**Aim**
Can you find the lines of the listing that include "ಯನವರ" and copy every one?

**Materials provided**
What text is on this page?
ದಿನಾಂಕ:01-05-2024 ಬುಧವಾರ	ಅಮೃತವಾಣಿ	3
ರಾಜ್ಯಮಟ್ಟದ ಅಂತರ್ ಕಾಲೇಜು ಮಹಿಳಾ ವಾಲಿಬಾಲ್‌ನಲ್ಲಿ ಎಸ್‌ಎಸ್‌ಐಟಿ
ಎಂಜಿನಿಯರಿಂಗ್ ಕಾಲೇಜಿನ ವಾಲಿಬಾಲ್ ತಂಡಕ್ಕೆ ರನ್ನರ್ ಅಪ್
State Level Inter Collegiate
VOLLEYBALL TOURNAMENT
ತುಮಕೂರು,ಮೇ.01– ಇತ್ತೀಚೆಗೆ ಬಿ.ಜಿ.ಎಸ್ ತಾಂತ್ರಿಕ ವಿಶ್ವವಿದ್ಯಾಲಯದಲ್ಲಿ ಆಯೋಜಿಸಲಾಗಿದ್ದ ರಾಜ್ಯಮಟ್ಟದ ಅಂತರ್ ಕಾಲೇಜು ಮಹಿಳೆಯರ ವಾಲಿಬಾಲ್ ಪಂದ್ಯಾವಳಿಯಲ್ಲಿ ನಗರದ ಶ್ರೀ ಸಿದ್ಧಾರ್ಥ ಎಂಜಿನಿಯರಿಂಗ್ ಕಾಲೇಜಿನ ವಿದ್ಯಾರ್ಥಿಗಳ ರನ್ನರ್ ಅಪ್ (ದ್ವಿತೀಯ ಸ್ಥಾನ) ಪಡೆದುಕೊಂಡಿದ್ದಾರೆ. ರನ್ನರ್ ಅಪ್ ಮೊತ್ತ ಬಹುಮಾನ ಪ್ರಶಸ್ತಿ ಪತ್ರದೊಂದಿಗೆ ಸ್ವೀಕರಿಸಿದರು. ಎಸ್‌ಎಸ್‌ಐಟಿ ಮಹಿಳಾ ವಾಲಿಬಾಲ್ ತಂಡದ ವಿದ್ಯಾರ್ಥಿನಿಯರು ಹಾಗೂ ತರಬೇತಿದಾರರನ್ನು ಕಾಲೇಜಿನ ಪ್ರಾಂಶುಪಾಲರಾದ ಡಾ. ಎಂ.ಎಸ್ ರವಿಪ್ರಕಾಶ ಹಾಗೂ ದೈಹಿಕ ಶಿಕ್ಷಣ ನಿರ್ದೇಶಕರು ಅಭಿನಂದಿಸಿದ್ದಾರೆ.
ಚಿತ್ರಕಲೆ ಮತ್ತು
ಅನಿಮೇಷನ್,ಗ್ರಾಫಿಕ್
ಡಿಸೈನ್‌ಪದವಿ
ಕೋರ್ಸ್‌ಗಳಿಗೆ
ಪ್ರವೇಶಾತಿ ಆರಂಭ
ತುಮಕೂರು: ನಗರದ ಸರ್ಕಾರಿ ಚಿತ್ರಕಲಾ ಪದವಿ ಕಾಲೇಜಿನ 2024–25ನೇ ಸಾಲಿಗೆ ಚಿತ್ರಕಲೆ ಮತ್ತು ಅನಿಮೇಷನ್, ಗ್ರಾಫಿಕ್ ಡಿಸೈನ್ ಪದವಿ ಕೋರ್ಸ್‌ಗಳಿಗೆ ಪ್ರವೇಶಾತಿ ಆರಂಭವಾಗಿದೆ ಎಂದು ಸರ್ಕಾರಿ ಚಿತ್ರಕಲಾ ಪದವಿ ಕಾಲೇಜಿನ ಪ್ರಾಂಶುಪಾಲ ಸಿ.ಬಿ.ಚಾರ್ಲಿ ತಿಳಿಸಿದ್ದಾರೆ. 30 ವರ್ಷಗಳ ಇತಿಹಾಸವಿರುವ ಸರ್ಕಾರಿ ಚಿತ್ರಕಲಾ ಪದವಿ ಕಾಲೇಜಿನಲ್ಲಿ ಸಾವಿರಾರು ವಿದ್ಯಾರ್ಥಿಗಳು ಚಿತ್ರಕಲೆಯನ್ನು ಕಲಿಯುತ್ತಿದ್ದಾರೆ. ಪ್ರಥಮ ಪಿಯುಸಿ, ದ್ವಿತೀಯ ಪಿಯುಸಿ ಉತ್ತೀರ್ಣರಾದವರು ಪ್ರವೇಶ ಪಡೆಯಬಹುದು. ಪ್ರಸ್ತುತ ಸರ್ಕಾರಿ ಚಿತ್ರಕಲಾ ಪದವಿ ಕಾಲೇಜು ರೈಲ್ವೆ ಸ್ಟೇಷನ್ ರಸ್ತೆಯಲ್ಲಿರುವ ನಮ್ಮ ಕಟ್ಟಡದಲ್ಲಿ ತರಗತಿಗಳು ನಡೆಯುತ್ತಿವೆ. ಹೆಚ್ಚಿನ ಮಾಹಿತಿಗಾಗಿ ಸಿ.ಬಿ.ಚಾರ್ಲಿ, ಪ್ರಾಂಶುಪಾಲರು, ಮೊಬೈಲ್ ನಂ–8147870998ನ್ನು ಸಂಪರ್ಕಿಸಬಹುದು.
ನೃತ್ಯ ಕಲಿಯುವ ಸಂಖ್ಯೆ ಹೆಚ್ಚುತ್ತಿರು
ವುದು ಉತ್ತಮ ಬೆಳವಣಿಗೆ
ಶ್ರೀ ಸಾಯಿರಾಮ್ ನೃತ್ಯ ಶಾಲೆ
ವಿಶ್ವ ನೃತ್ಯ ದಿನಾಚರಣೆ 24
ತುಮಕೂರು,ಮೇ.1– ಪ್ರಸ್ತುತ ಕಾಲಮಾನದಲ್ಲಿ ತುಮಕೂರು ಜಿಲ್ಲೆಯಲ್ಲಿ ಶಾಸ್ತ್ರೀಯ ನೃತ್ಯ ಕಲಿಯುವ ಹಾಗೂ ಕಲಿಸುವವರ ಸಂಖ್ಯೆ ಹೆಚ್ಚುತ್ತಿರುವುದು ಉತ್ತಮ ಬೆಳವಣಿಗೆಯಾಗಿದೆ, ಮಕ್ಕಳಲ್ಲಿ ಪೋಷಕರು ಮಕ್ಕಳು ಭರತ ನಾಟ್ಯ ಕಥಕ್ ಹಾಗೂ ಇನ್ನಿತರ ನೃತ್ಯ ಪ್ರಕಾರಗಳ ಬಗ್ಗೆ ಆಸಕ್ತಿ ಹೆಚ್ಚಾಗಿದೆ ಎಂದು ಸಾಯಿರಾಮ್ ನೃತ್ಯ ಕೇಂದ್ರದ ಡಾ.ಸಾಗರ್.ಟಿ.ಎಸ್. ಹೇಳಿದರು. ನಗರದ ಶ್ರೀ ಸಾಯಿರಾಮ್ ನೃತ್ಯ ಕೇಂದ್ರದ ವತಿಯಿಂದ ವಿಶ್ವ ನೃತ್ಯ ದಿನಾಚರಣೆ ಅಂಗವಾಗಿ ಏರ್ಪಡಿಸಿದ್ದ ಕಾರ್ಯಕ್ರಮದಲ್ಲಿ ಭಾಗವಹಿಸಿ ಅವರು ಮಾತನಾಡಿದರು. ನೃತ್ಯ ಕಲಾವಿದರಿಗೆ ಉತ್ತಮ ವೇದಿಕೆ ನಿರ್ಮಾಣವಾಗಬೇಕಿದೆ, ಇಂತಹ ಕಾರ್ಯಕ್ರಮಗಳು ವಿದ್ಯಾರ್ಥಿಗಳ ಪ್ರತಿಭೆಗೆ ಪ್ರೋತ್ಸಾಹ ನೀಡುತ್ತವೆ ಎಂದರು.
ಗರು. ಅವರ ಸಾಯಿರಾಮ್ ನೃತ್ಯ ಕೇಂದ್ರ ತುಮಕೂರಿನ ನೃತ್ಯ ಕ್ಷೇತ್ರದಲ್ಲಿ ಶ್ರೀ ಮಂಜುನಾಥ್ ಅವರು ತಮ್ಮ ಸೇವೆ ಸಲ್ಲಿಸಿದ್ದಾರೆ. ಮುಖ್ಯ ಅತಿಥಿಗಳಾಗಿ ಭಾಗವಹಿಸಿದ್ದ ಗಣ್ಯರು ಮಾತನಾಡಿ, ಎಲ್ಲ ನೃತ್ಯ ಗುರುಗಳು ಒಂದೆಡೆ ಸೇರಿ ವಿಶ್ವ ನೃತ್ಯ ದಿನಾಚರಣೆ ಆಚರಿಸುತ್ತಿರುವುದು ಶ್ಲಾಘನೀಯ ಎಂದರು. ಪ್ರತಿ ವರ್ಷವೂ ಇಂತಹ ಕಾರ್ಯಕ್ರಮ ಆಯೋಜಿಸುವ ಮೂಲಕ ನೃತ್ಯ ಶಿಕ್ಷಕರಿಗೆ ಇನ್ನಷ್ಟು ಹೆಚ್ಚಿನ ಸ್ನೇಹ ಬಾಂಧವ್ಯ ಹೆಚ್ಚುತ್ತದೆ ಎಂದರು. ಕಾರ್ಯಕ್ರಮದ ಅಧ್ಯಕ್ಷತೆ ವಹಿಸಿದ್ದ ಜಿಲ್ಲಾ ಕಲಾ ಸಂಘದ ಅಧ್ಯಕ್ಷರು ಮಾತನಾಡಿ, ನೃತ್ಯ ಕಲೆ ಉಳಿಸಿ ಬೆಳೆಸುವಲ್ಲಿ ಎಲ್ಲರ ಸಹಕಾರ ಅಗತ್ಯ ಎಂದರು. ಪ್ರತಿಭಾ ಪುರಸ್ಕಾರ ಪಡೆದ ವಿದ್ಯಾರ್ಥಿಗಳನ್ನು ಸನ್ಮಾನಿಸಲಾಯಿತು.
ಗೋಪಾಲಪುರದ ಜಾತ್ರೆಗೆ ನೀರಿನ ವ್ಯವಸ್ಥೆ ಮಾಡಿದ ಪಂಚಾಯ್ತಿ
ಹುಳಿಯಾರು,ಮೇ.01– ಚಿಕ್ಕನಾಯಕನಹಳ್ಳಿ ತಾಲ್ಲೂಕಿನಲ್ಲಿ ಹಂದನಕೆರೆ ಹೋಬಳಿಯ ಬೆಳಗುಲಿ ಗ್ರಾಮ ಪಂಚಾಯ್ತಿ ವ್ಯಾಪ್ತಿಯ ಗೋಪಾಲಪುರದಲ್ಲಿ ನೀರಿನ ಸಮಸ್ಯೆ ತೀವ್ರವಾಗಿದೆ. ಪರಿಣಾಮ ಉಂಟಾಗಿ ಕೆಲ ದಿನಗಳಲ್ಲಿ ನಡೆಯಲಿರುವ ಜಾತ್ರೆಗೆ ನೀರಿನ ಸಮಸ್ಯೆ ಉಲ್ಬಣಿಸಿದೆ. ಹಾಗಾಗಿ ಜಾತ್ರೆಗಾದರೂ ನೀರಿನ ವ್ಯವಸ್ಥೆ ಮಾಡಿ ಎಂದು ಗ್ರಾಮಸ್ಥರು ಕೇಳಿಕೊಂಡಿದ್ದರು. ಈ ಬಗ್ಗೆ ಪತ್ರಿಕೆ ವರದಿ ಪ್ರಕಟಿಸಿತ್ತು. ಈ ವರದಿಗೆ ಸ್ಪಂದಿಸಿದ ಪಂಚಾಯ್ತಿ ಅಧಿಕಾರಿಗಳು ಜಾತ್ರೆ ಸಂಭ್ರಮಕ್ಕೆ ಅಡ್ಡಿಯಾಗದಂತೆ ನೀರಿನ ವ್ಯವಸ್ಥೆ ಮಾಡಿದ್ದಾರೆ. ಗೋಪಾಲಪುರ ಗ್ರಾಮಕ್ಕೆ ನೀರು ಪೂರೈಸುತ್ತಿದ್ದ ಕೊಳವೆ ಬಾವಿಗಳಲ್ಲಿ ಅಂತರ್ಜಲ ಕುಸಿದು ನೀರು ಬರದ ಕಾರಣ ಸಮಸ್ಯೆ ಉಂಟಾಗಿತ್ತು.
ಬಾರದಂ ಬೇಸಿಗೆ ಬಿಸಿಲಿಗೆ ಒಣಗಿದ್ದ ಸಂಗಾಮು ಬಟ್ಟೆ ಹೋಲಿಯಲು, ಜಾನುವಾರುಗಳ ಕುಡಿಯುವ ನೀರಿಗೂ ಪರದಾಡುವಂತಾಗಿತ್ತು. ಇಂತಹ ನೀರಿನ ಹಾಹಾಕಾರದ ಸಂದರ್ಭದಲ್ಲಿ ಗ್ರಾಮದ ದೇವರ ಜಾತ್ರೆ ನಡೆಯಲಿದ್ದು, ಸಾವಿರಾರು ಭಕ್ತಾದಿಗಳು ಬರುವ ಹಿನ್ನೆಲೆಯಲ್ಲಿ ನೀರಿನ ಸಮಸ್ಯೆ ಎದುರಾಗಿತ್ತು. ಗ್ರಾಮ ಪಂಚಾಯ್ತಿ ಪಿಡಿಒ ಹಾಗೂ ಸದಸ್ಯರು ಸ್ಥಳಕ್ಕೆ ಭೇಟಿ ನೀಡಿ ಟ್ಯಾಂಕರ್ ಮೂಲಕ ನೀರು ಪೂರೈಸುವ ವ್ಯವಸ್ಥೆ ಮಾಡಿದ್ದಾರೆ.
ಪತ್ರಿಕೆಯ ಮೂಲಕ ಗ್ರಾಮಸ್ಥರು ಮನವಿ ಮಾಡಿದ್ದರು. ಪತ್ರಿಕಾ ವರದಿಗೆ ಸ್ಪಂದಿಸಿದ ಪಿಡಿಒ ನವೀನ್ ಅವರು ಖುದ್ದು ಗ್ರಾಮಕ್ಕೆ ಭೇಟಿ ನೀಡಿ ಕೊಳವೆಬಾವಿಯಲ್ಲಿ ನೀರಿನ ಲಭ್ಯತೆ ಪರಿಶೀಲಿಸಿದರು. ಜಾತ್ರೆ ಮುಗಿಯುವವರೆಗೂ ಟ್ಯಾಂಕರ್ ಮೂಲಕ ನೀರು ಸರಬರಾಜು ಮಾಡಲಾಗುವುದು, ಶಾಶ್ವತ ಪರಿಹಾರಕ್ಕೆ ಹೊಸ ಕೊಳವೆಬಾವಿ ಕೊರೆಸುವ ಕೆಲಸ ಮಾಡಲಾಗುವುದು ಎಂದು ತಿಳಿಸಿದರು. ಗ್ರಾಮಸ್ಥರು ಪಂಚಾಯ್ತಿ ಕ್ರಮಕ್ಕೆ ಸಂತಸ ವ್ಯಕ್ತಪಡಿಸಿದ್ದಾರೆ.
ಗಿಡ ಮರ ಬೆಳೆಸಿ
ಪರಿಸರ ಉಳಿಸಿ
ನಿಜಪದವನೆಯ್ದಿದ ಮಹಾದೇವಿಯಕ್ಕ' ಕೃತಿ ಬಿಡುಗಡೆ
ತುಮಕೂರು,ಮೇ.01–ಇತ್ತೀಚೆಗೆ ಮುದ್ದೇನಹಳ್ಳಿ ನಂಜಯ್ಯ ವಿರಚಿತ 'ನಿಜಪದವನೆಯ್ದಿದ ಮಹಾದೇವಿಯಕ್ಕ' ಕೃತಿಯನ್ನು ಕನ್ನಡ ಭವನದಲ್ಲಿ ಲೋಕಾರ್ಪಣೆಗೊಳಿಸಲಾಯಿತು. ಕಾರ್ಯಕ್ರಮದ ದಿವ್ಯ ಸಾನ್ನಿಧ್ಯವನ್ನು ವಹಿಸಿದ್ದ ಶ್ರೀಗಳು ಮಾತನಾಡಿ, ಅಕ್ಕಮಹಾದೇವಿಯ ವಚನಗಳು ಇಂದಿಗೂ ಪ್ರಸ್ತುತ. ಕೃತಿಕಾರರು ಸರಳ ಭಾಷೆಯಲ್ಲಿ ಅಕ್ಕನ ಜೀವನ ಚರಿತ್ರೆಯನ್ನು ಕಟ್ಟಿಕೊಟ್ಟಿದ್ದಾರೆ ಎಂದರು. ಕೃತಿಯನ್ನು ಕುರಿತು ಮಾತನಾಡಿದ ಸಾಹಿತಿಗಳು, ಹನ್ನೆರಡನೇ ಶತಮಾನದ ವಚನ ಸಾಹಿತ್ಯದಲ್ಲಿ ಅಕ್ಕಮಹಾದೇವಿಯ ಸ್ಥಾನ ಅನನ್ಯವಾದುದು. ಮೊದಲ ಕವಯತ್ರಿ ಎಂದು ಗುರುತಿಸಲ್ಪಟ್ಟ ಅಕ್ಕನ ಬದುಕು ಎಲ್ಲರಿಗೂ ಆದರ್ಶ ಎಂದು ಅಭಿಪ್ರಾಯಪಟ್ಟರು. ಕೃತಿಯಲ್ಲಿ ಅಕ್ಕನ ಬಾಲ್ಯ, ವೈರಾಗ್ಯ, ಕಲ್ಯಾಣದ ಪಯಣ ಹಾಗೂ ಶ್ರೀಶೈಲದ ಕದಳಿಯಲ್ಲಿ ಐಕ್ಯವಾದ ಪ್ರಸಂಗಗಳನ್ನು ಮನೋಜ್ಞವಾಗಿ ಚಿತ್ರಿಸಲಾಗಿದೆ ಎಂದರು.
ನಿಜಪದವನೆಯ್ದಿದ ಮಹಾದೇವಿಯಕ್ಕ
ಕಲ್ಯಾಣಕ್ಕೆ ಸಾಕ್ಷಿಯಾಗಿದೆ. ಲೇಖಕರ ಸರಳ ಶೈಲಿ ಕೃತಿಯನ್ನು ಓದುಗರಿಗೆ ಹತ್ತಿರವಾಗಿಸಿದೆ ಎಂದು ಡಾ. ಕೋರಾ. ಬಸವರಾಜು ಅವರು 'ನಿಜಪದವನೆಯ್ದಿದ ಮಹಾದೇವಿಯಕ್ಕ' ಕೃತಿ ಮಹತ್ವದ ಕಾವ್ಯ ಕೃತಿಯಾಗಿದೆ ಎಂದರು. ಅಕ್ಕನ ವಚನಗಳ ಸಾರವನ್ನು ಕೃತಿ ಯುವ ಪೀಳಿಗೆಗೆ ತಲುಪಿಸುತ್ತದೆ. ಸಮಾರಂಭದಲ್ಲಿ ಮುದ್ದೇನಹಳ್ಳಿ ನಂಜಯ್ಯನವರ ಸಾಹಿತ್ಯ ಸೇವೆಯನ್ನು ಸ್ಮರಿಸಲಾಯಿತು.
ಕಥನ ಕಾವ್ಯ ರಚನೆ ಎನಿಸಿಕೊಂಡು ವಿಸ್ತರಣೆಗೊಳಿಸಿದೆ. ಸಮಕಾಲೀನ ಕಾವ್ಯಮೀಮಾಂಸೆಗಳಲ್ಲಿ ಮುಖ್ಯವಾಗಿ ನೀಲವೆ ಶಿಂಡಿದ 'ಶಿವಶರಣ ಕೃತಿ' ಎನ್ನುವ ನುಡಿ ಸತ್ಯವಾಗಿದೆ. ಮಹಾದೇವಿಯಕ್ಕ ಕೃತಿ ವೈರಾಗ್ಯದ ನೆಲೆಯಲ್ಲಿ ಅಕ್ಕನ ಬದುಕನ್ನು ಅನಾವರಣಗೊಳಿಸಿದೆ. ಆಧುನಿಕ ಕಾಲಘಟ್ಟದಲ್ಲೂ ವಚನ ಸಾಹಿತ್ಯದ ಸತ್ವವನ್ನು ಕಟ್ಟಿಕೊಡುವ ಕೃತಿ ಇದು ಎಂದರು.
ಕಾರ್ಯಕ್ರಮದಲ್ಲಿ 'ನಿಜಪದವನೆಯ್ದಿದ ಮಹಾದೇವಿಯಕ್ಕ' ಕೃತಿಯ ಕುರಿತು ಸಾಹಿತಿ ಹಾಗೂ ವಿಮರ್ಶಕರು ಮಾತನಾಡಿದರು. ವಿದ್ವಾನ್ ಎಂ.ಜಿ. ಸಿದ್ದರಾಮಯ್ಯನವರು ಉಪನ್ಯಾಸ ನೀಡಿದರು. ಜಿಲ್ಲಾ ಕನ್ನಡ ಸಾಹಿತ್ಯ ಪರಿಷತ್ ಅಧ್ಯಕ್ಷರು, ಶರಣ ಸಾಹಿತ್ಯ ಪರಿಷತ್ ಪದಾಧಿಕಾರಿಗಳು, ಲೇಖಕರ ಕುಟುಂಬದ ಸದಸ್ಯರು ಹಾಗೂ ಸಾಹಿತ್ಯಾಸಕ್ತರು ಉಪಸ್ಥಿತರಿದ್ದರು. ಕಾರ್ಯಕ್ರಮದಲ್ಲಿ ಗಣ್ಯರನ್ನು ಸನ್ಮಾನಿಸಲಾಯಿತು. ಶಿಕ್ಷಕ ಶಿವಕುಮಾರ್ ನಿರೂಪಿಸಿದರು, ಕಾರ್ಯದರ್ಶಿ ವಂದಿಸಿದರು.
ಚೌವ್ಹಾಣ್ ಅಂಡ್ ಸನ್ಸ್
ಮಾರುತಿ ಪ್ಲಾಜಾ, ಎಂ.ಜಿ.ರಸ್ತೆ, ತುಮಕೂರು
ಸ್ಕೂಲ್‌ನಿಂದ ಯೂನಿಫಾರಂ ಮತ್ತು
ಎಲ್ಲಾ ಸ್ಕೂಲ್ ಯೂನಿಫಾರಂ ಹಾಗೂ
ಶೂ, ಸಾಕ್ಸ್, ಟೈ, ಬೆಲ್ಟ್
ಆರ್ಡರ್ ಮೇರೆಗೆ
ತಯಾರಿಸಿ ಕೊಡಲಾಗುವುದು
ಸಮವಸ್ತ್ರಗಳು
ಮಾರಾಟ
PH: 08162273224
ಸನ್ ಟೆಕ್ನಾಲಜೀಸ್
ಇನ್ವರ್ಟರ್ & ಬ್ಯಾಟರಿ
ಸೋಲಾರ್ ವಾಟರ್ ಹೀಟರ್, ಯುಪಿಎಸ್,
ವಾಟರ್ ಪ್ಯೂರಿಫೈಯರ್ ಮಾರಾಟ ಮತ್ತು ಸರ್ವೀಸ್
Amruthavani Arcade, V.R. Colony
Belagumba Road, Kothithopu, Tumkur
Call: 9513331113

**Worked answer**
ಕಲ್ಯಾಣಕ್ಕೆ ಸಾಕ್ಷಿಯಾಗಿದೆ. ಲೇಖಕರ ಸರಳ ಶೈಲಿ ಕೃತಿಯನ್ನು ಓದುಗರಿಗೆ ಹತ್ತಿರವಾಗಿಸಿದೆ ಎಂದು ಡಾ. ಕೋರಾ. ಬಸವರಾಜು ಅವರು 'ನಿಜಪದವನೆಯ್ದಿದ ಮಹಾದೇವಿಯಕ್ಕ' ಕೃತಿ ಮಹತ್ವದ ಕಾವ್ಯ ಕೃತಿಯಾಗಿದೆ ಎಂದರು. ಅಕ್ಕನ ವಚನಗಳ ಸಾರವನ್ನು ಕೃತಿ ಯುವ ಪೀಳಿಗೆಗೆ ತಲುಪಿಸುತ್ತದೆ. ಸಮಾರಂಭದಲ್ಲಿ ಮುದ್ದೇನಹಳ್ಳಿ ನಂಜಯ್ಯನವರ ಸಾಹಿತ್ಯ ಸೇವೆಯನ್ನು ಸ್ಮರಿಸಲಾಯಿತು.
ಕಾರ್ಯಕ್ರಮದಲ್ಲಿ 'ನಿಜಪದವನೆಯ್ದಿದ ಮಹಾದೇವಿಯಕ್ಕ' ಕೃತಿಯ ಕುರಿತು ಸಾಹಿತಿ ಹಾಗೂ ವಿಮರ್ಶಕರು ಮಾತನಾಡಿದರು. ವಿದ್ವಾನ್ ಎಂ.ಜಿ. ಸಿದ್ದರಾಮಯ್ಯನವರು ಉಪನ್ಯಾಸ ನೀಡಿದರು. ಜಿಲ್ಲಾ ಕನ್ನಡ ಸಾಹಿತ್ಯ ಪರಿಷತ್ ಅಧ್ಯಕ್ಷರು, ಶರಣ ಸಾಹಿತ್ಯ ಪರಿಷತ್ ಪದಾಧಿಕಾರಿಗಳು, ಲೇಖಕರ ಕುಟುಂಬದ ಸದಸ್ಯರು ಹಾಗೂ ಸಾಹಿತ್ಯಾಸಕ್ತರು ಉಪಸ್ಥಿತರಿದ್ದರು. ಕಾರ್ಯಕ್ರಮದಲ್ಲಿ ಗಣ್ಯರನ್ನು ಸನ್ಮಾನಿಸಲಾಯಿತು. ಶಿಕ್ಷಕ ಶಿವಕುಮಾರ್ ನಿರೂಪಿಸಿದರು, ಕಾರ್ಯದರ್ಶಿ ವಂದಿಸಿದರು.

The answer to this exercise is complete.